Some records:
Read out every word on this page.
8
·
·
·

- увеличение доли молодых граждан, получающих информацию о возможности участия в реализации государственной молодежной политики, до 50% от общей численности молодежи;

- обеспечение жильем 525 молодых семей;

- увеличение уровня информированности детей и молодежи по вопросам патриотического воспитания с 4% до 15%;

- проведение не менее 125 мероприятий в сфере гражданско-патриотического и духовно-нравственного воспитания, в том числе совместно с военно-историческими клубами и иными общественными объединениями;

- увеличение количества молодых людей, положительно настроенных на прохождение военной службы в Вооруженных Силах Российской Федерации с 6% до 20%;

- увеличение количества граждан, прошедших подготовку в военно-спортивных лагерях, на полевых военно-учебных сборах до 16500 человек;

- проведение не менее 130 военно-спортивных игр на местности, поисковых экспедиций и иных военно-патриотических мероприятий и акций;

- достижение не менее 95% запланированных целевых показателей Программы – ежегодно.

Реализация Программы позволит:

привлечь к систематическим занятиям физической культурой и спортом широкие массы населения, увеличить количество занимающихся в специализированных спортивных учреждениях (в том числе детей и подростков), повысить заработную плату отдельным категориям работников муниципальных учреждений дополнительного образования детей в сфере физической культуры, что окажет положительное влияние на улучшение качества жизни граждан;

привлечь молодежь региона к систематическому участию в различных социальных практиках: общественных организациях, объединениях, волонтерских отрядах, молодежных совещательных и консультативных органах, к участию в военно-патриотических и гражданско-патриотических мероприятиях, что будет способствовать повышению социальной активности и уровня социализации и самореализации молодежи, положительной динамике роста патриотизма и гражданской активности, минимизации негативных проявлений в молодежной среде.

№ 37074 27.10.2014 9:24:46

▶ **WORK TO COMPLETE**: Copy out each line of the entries that holds "количества".

▶ **CORRECT ANSWER**:
- увеличение количества молодых людей, положительно настроенных на прохождение военной службы в Вооруженных Силах Российской Федерации с 6% до 20%;
- увеличение количества граждан, прошедших подготовку в военно-спортивных лагерях, на полевых военно-учебных сборах до 16500 человек;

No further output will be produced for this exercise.